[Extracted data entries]
/---

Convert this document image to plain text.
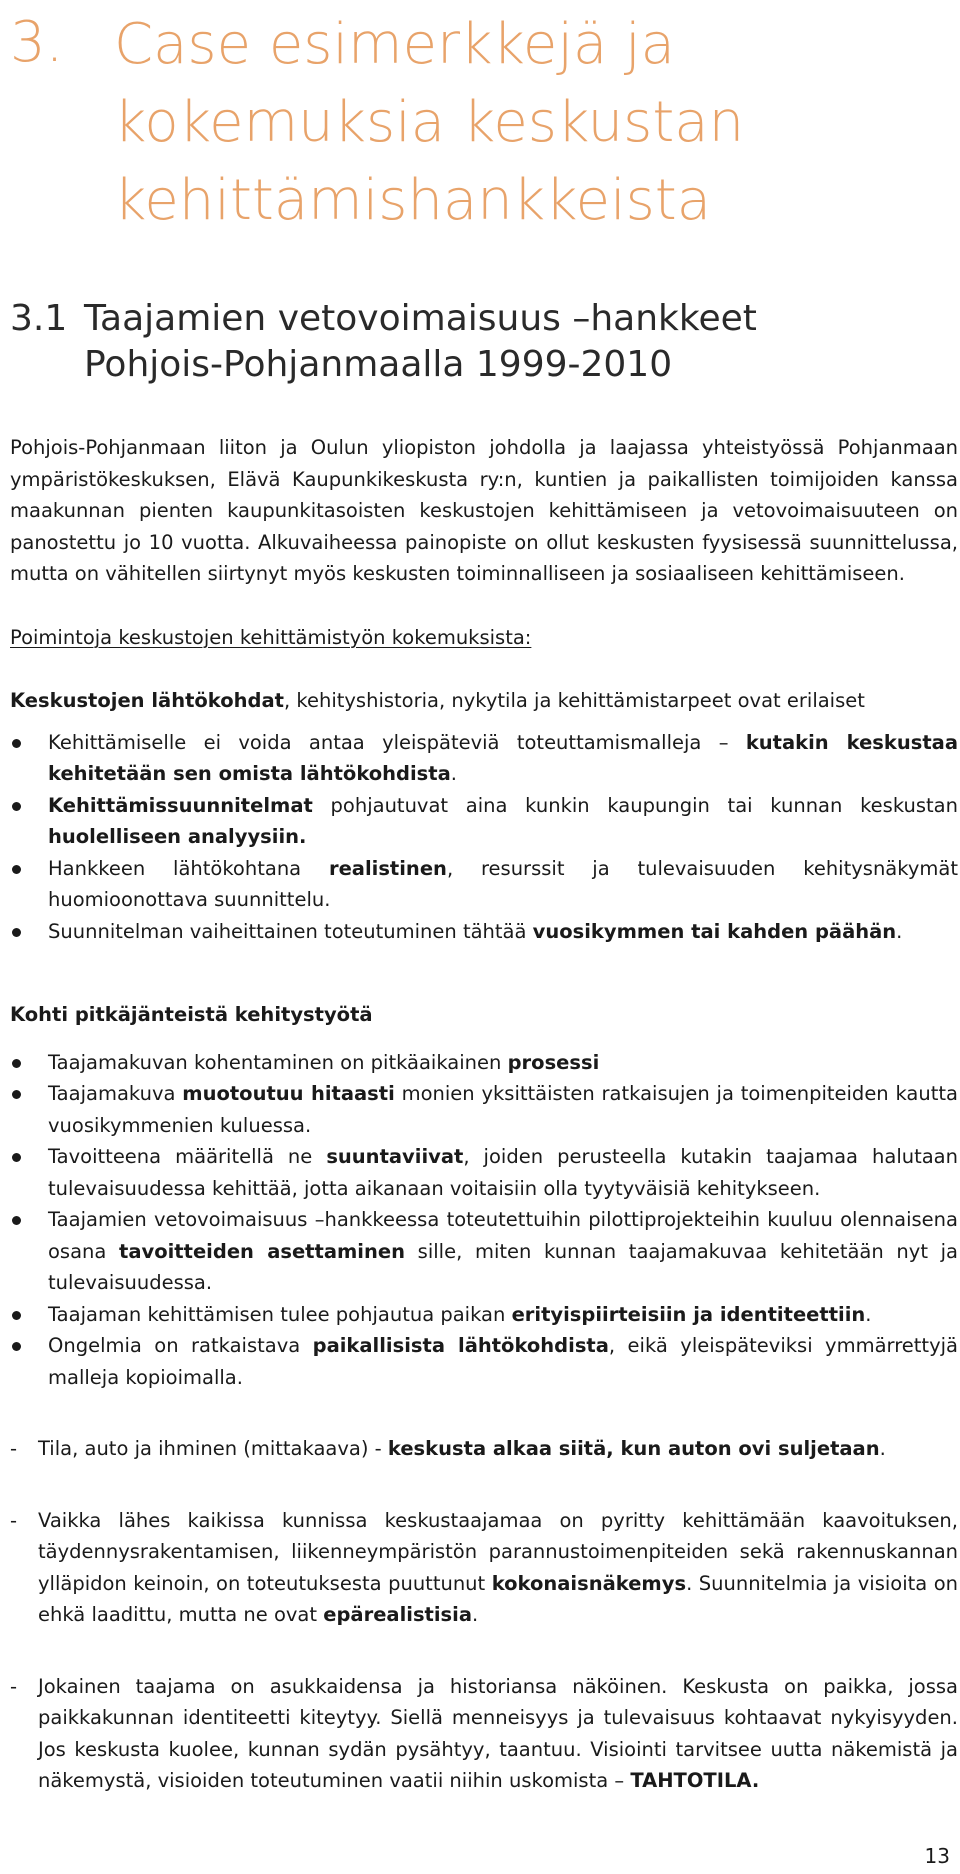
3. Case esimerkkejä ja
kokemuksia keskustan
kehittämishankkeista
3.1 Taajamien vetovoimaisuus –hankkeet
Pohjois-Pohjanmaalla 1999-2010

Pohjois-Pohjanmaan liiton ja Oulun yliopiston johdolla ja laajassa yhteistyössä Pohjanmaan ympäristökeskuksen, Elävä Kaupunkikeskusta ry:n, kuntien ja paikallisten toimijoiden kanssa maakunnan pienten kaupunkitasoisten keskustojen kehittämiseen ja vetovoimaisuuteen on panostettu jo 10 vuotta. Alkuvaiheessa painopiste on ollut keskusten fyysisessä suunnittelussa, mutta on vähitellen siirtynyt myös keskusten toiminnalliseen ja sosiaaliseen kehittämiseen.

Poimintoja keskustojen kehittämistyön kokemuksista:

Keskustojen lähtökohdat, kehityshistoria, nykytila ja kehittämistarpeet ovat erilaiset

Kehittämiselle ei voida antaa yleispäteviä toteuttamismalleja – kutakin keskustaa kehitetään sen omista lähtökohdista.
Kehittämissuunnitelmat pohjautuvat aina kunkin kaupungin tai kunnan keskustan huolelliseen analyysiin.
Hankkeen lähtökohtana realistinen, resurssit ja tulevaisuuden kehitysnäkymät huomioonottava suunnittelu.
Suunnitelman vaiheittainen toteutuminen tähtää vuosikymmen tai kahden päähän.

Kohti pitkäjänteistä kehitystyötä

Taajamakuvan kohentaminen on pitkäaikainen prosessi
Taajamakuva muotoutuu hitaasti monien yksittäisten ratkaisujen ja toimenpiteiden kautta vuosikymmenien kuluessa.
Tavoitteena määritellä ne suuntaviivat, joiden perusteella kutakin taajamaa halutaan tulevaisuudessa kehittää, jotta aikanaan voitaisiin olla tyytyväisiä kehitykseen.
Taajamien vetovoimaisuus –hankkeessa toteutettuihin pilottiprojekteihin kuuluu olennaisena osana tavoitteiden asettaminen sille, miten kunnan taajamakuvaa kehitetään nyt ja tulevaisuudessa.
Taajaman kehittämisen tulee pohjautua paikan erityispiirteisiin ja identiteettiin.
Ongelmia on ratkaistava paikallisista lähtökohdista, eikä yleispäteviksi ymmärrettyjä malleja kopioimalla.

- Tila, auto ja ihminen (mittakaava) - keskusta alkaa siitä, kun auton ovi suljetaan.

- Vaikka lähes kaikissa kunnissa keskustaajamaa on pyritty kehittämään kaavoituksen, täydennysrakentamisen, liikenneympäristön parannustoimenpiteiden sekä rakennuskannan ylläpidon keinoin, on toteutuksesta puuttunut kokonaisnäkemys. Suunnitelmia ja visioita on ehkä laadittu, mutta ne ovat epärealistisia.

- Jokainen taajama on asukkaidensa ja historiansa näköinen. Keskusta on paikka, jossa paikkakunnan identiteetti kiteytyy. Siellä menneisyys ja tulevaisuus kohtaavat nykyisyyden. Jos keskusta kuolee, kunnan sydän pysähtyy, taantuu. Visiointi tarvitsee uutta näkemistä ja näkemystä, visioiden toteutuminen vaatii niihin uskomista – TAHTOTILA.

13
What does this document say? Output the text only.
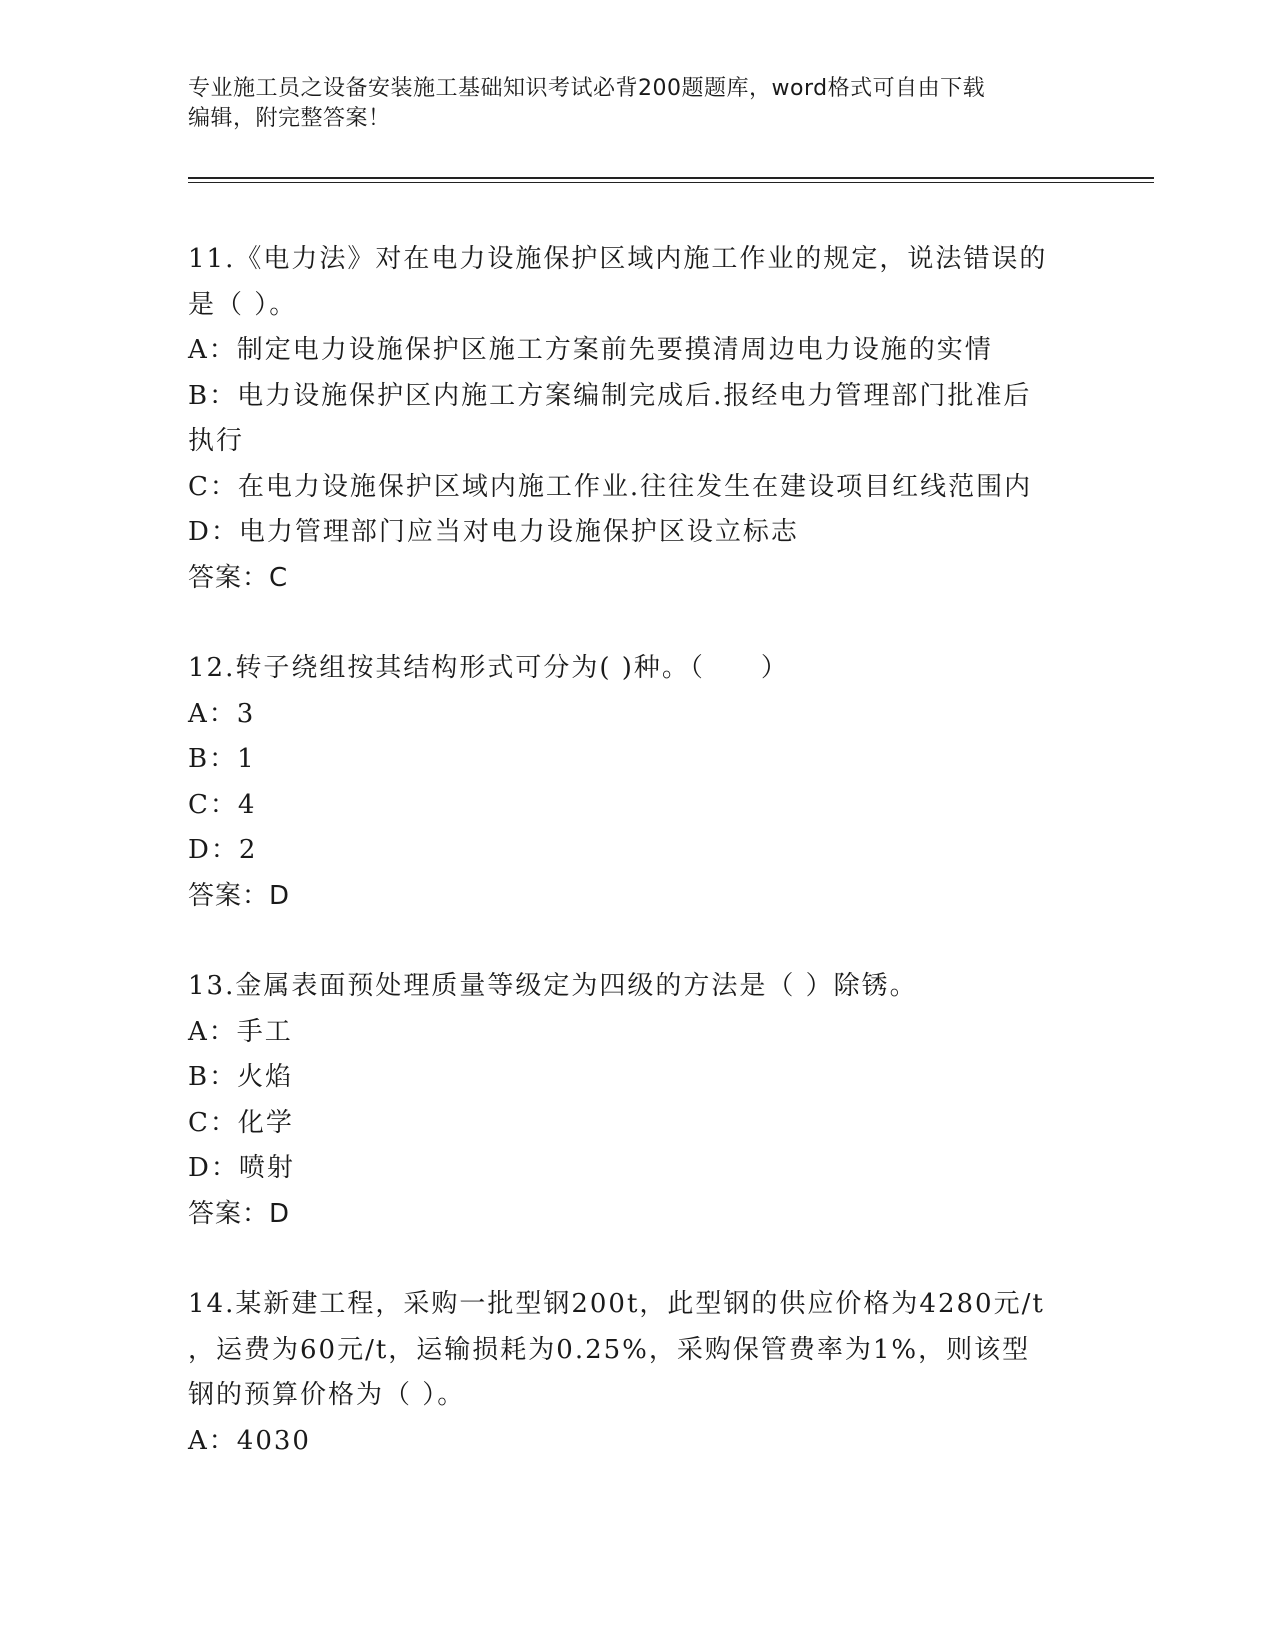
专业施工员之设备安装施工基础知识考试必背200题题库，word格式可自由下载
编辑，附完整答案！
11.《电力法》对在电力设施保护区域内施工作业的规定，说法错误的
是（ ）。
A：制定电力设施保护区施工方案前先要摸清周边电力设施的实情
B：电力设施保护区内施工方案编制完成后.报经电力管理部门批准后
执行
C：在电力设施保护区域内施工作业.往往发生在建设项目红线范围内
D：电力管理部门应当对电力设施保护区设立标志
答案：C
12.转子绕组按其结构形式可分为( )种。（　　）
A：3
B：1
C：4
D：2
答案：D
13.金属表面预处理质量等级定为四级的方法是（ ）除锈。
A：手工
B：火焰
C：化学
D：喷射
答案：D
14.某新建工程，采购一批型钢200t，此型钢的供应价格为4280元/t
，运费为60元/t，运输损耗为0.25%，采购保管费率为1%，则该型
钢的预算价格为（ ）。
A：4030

\---

▶ **What to produce**: Excluding the pictures, restate the records above word for word.

▶ **Expected output**:
Convert this document image to plain text.
3. Case esimerkkejä ja
kokemuksia keskustan
kehittämishankkeista
3.1 Taajamien vetovoimaisuus –hankkeet
Pohjois-Pohjanmaalla 1999-2010

Pohjois-Pohjanmaan liiton ja Oulun yliopiston johdolla ja laajassa yhteistyössä Pohjanmaan ympäristökeskuksen, Elävä Kaupunkikeskusta ry:n, kuntien ja paikallisten toimijoiden kanssa maakunnan pienten kaupunkitasoisten keskustojen kehittämiseen ja vetovoimaisuuteen on panostettu jo 10 vuotta. Alkuvaiheessa painopiste on ollut keskusten fyysisessä suunnittelussa, mutta on vähitellen siirtynyt myös keskusten toiminnalliseen ja sosiaaliseen kehittämiseen.

Poimintoja keskustojen kehittämistyön kokemuksista:

Keskustojen lähtökohdat, kehityshistoria, nykytila ja kehittämistarpeet ovat erilaiset

Kehittämiselle ei voida antaa yleispäteviä toteuttamismalleja – kutakin keskustaa kehitetään sen omista lähtökohdista.
Kehittämissuunnitelmat pohjautuvat aina kunkin kaupungin tai kunnan keskustan huolelliseen analyysiin.
Hankkeen lähtökohtana realistinen, resurssit ja tulevaisuuden kehitysnäkymät huomioonottava suunnittelu.
Suunnitelman vaiheittainen toteutuminen tähtää vuosikymmen tai kahden päähän.

Kohti pitkäjänteistä kehitystyötä

Taajamakuvan kohentaminen on pitkäaikainen prosessi
Taajamakuva muotoutuu hitaasti monien yksittäisten ratkaisujen ja toimenpiteiden kautta vuosikymmenien kuluessa.
Tavoitteena määritellä ne suuntaviivat, joiden perusteella kutakin taajamaa halutaan tulevaisuudessa kehittää, jotta aikanaan voitaisiin olla tyytyväisiä kehitykseen.
Taajamien vetovoimaisuus –hankkeessa toteutettuihin pilottiprojekteihin kuuluu olennaisena osana tavoitteiden asettaminen sille, miten kunnan taajamakuvaa kehitetään nyt ja tulevaisuudessa.
Taajaman kehittämisen tulee pohjautua paikan erityispiirteisiin ja identiteettiin.
Ongelmia on ratkaistava paikallisista lähtökohdista, eikä yleispäteviksi ymmärrettyjä malleja kopioimalla.

- Tila, auto ja ihminen (mittakaava) - keskusta alkaa siitä, kun auton ovi suljetaan.

- Vaikka lähes kaikissa kunnissa keskustaajamaa on pyritty kehittämään kaavoituksen, täydennysrakentamisen, liikenneympäristön parannustoimenpiteiden sekä rakennuskannan ylläpidon keinoin, on toteutuksesta puuttunut kokonaisnäkemys. Suunnitelmia ja visioita on ehkä laadittu, mutta ne ovat epärealistisia.

- Jokainen taajama on asukkaidensa ja historiansa näköinen. Keskusta on paikka, jossa paikkakunnan identiteetti kiteytyy. Siellä menneisyys ja tulevaisuus kohtaavat nykyisyyden. Jos keskusta kuolee, kunnan sydän pysähtyy, taantuu. Visiointi tarvitsee uutta näkemistä ja näkemystä, visioiden toteutuminen vaatii niihin uskomista – TAHTOTILA.

13
What does this document say? Output the text only.
专业施工员之设备安装施工基础知识考试必背200题题库，word格式可自由下载
编辑，附完整答案！
11.《电力法》对在电力设施保护区域内施工作业的规定，说法错误的
是（ ）。
A：制定电力设施保护区施工方案前先要摸清周边电力设施的实情
B：电力设施保护区内施工方案编制完成后.报经电力管理部门批准后
执行
C：在电力设施保护区域内施工作业.往往发生在建设项目红线范围内
D：电力管理部门应当对电力设施保护区设立标志
答案：C
12.转子绕组按其结构形式可分为( )种。（　　）
A：3
B：1
C：4
D：2
答案：D
13.金属表面预处理质量等级定为四级的方法是（ ）除锈。
A：手工
B：火焰
C：化学
D：喷射
答案：D
14.某新建工程，采购一批型钢200t，此型钢的供应价格为4280元/t
，运费为60元/t，运输损耗为0.25%，采购保管费率为1%，则该型
钢的预算价格为（ ）。
A：4030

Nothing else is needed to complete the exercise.